:: THE DATA
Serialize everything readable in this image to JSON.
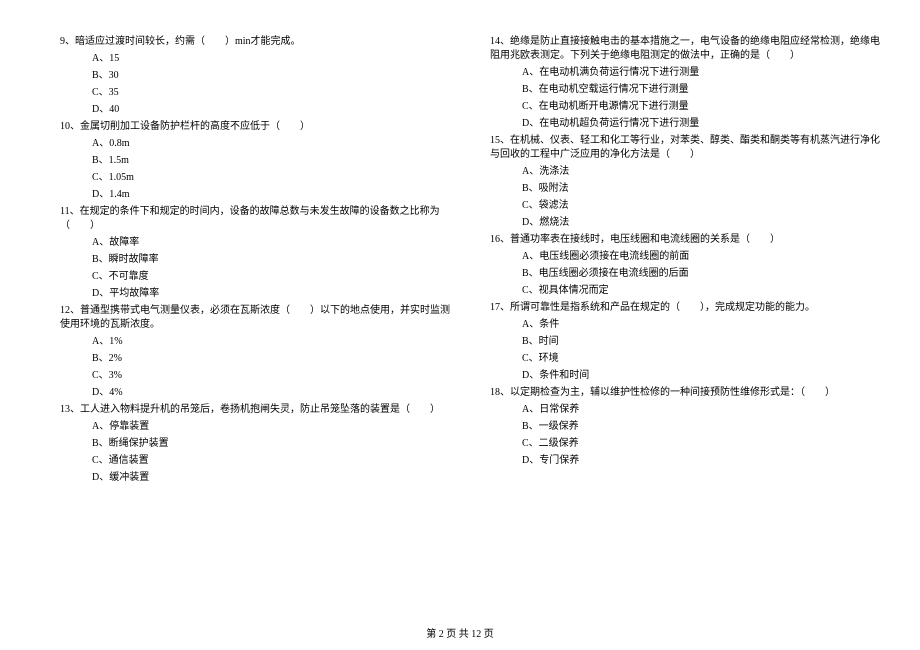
{
  "left_column": {
    "questions": [
      {
        "num": "9、",
        "text": "暗适应过渡时间较长，约需（　　）min才能完成。",
        "options": [
          "A、15",
          "B、30",
          "C、35",
          "D、40"
        ]
      },
      {
        "num": "10、",
        "text": "金属切削加工设备防护栏杆的高度不应低于（　　）",
        "options": [
          "A、0.8m",
          "B、1.5m",
          "C、1.05m",
          "D、1.4m"
        ]
      },
      {
        "num": "11、",
        "text": "在规定的条件下和规定的时间内，设备的故障总数与未发生故障的设备数之比称为（　　）",
        "options": [
          "A、故障率",
          "B、瞬时故障率",
          "C、不可靠度",
          "D、平均故障率"
        ]
      },
      {
        "num": "12、",
        "text": "普通型携带式电气测量仪表，必须在瓦斯浓度（　　）以下的地点使用，并实时监测使用环境的瓦斯浓度。",
        "options": [
          "A、1%",
          "B、2%",
          "C、3%",
          "D、4%"
        ]
      },
      {
        "num": "13、",
        "text": "工人进入物料提升机的吊笼后，卷扬机抱闸失灵，防止吊笼坠落的装置是（　　）",
        "options": [
          "A、停靠装置",
          "B、断绳保护装置",
          "C、通信装置",
          "D、缓冲装置"
        ]
      }
    ]
  },
  "right_column": {
    "questions": [
      {
        "num": "14、",
        "text": "绝缘是防止直接接触电击的基本措施之一，电气设备的绝缘电阻应经常检测，绝缘电阻用兆欧表测定。下列关于绝缘电阻测定的做法中，正确的是（　　）",
        "options": [
          "A、在电动机满负荷运行情况下进行测量",
          "B、在电动机空载运行情况下进行测量",
          "C、在电动机断开电源情况下进行测量",
          "D、在电动机超负荷运行情况下进行测量"
        ]
      },
      {
        "num": "15、",
        "text": "在机械、仪表、轻工和化工等行业，对苯类、醇类、酯类和酮类等有机蒸汽进行净化与回收的工程中广泛应用的净化方法是（　　）",
        "options": [
          "A、洗涤法",
          "B、吸附法",
          "C、袋滤法",
          "D、燃烧法"
        ]
      },
      {
        "num": "16、",
        "text": "普通功率表在接线时，电压线圈和电流线圈的关系是（　　）",
        "options": [
          "A、电压线圈必须接在电流线圈的前面",
          "B、电压线圈必须接在电流线圈的后面",
          "C、视具体情况而定"
        ]
      },
      {
        "num": "17、",
        "text": "所谓可靠性是指系统和产品在规定的（　　），完成规定功能的能力。",
        "options": [
          "A、条件",
          "B、时间",
          "C、环境",
          "D、条件和时间"
        ]
      },
      {
        "num": "18、",
        "text": "以定期检查为主，辅以维护性检修的一种间接预防性维修形式是：（　　）",
        "options": [
          "A、日常保养",
          "B、一级保养",
          "C、二级保养",
          "D、专门保养"
        ]
      }
    ]
  },
  "footer": "第 2 页 共 12 页"
}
::::
_AIM OF THE TASK_
Copy out the data above exactly, except the pictures.

_TASK RESULT_
Serialize everything readable in this image to JSON.
{
  "left_column": {
    "questions": [
      {
        "num": "9、",
        "text": "暗适应过渡时间较长，约需（　　）min才能完成。",
        "options": [
          "A、15",
          "B、30",
          "C、35",
          "D、40"
        ]
      },
      {
        "num": "10、",
        "text": "金属切削加工设备防护栏杆的高度不应低于（　　）",
        "options": [
          "A、0.8m",
          "B、1.5m",
          "C、1.05m",
          "D、1.4m"
        ]
      },
      {
        "num": "11、",
        "text": "在规定的条件下和规定的时间内，设备的故障总数与未发生故障的设备数之比称为（　　）",
        "options": [
          "A、故障率",
          "B、瞬时故障率",
          "C、不可靠度",
          "D、平均故障率"
        ]
      },
      {
        "num": "12、",
        "text": "普通型携带式电气测量仪表，必须在瓦斯浓度（　　）以下的地点使用，并实时监测使用环境的瓦斯浓度。",
        "options": [
          "A、1%",
          "B、2%",
          "C、3%",
          "D、4%"
        ]
      },
      {
        "num": "13、",
        "text": "工人进入物料提升机的吊笼后，卷扬机抱闸失灵，防止吊笼坠落的装置是（　　）",
        "options": [
          "A、停靠装置",
          "B、断绳保护装置",
          "C、通信装置",
          "D、缓冲装置"
        ]
      }
    ]
  },
  "right_column": {
    "questions": [
      {
        "num": "14、",
        "text": "绝缘是防止直接接触电击的基本措施之一，电气设备的绝缘电阻应经常检测，绝缘电阻用兆欧表测定。下列关于绝缘电阻测定的做法中，正确的是（　　）",
        "options": [
          "A、在电动机满负荷运行情况下进行测量",
          "B、在电动机空载运行情况下进行测量",
          "C、在电动机断开电源情况下进行测量",
          "D、在电动机超负荷运行情况下进行测量"
        ]
      },
      {
        "num": "15、",
        "text": "在机械、仪表、轻工和化工等行业，对苯类、醇类、酯类和酮类等有机蒸汽进行净化与回收的工程中广泛应用的净化方法是（　　）",
        "options": [
          "A、洗涤法",
          "B、吸附法",
          "C、袋滤法",
          "D、燃烧法"
        ]
      },
      {
        "num": "16、",
        "text": "普通功率表在接线时，电压线圈和电流线圈的关系是（　　）",
        "options": [
          "A、电压线圈必须接在电流线圈的前面",
          "B、电压线圈必须接在电流线圈的后面",
          "C、视具体情况而定"
        ]
      },
      {
        "num": "17、",
        "text": "所谓可靠性是指系统和产品在规定的（　　），完成规定功能的能力。",
        "options": [
          "A、条件",
          "B、时间",
          "C、环境",
          "D、条件和时间"
        ]
      },
      {
        "num": "18、",
        "text": "以定期检查为主，辅以维护性检修的一种间接预防性维修形式是：（　　）",
        "options": [
          "A、日常保养",
          "B、一级保养",
          "C、二级保养",
          "D、专门保养"
        ]
      }
    ]
  },
  "footer": "第 2 页 共 12 页"
}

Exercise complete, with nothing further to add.